── Trecho selecionado ──

Bruno Tadeu/ Estadão
Bruno Tadeu/ Estadão

Torcida em Manaus mostra alegria e releva calor e atraso de treino da seleção

'Se nós aqui de Manaus não aguentamos o nosso calor, imagine eles', contou um torcedor

Bruno Tadeu, especial para a AE, Estadão Conteúdo

02 Setembro 2017 | 20h02

O treinamento da seleção brasileira em Manaus, que seria às 16 horas locais (17 horas de Brasília) deste sábado, na Arena Amazônia, foi adiado em duas horas. Boa parte do público sequer tomou conhecimento da mudança, mas a empolgação para ver Neymar e companhia foi maior que o calor de 35ºC registrado na tarde manauara. Teve gente que passou a noite nos arredores do hotel onde a seleção está hospedada e emendou caminho direto ao estádio nesta manhã.

───
── Dados apresentados ──

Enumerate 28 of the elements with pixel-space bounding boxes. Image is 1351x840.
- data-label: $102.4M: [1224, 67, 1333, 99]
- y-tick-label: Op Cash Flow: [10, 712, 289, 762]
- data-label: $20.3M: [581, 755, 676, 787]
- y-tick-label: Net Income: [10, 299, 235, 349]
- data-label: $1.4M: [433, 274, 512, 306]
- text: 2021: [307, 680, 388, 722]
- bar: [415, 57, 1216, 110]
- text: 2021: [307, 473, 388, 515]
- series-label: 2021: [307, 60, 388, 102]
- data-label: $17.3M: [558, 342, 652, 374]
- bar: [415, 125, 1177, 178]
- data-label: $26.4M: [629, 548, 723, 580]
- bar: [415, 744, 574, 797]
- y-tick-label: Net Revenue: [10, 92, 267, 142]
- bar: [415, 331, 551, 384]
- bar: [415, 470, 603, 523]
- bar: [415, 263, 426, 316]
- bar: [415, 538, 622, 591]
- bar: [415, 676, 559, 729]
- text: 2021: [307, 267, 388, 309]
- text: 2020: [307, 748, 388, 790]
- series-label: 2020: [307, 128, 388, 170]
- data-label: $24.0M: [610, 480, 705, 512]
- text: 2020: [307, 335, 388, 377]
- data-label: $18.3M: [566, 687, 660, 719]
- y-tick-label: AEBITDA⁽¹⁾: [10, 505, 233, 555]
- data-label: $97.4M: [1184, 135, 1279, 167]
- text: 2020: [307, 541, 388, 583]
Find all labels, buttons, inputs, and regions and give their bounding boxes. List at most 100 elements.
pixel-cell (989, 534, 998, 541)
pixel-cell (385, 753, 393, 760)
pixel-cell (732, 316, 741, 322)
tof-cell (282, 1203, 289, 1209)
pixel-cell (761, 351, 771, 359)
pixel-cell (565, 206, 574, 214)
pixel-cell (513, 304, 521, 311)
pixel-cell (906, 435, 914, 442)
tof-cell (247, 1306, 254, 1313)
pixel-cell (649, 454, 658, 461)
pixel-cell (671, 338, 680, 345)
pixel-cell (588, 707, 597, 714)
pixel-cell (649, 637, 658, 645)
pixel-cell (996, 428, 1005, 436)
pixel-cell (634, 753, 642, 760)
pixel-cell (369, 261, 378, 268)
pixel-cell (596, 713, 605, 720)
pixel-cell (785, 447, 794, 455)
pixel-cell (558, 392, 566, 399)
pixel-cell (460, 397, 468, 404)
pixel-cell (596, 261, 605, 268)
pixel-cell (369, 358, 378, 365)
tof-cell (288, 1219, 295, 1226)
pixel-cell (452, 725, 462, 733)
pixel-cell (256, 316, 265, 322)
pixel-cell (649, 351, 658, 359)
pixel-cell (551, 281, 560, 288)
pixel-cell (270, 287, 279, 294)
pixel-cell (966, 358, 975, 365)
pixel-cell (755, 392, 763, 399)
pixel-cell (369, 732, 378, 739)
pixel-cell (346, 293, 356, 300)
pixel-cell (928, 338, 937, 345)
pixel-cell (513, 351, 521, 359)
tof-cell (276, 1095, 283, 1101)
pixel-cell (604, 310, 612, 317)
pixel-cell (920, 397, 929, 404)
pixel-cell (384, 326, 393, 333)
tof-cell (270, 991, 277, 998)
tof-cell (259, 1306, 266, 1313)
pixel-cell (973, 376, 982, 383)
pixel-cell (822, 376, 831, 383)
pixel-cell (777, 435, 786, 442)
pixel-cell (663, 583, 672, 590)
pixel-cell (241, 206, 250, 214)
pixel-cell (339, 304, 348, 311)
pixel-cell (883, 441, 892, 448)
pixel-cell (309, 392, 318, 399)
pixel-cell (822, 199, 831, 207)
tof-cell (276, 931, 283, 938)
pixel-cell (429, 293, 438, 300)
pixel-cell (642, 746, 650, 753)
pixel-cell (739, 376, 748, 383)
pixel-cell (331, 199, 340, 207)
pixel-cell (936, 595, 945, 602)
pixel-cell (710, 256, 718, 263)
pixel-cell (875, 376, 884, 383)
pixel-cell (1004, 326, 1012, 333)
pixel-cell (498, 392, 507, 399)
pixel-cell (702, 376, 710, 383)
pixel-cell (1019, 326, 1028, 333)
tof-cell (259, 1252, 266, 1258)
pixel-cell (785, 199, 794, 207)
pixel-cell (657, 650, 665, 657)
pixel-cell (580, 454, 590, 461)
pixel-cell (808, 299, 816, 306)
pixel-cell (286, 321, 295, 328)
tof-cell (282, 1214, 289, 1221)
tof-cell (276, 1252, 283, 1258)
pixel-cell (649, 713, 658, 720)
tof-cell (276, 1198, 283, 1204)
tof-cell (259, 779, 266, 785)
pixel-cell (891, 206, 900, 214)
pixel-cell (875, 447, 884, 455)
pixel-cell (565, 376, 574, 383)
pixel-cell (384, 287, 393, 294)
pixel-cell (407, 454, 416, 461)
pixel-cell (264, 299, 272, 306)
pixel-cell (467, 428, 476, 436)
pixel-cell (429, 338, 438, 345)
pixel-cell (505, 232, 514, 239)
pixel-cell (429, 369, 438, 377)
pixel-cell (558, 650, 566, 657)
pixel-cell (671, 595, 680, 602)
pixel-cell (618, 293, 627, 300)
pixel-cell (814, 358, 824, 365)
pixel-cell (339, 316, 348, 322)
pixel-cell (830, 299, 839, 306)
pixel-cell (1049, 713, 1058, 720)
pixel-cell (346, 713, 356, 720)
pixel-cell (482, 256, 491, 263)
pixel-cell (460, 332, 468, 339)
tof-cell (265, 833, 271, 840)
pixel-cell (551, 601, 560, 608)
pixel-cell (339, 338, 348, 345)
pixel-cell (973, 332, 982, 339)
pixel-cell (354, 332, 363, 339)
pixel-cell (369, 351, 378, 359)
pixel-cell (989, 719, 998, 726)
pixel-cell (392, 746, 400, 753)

───

**Exercícios propostos**
(1) Liste todas as indicações de hora do dia escritas com algarismos na reportagem sobre a torcida em Manaus.
(2) Responda com base na reportagem sobre a torcida em Manaus:
(a) Em que estádio seria realizado o treinamento da seleção?
(b) Por quanto tempo o treino foi adiado?
(c) Qual temperatura foi registrada na tarde manauara?
(3) Prossiga a reportagem sobre a torcida em Manaus a partir da última frase apresentada.

**Gabarito**
(1) 20h02; 16 horas; 17 horas

(2)
(a) Na Arena Amazônia.
(b) Por duas horas.
(c) 35ºC.

(3)
"Eu e meus amigos chegamos no hotel umas 20 horas (de sexta-feira) e passamos a noite lá, mas infelizmente não conseguimos contato com o Neymar e os outros jogadores. Depois inteiramos dinheiro para pagar um Uber até a Arena", contou o estudante Eder Emanuel, de 16 anos, que chegou no estádio às 11h40, mas achou até melhor o adiamento. "Se nós aqui de Manaus não aguentamos o nosso calor, imagine eles (os jogadores)", avaliou.

Com exceção das cadeiras principais, destinadas à imprensa, todo o anel inferior da Arena Amazônia foi ocupado cerca de duas horas antes da atividade. Ao som de Boi Bumbá, a torcida manauara mostrou animação minutos antes do contato com a seleção brasileira comandada pelo técnico Tite.

VOLUNTÁRIO

Durante o treino, uma figura desconhecida do público geral, mas vencedor dentro do gramado do estádio atuava como voluntário, orientando torcedores no acesso às cadeiras. O zagueiro Elton, de 30 anos, foi campeão amazonense deste ano pelo Manaus FC, mas foi dispensado e está sem clube atualmente.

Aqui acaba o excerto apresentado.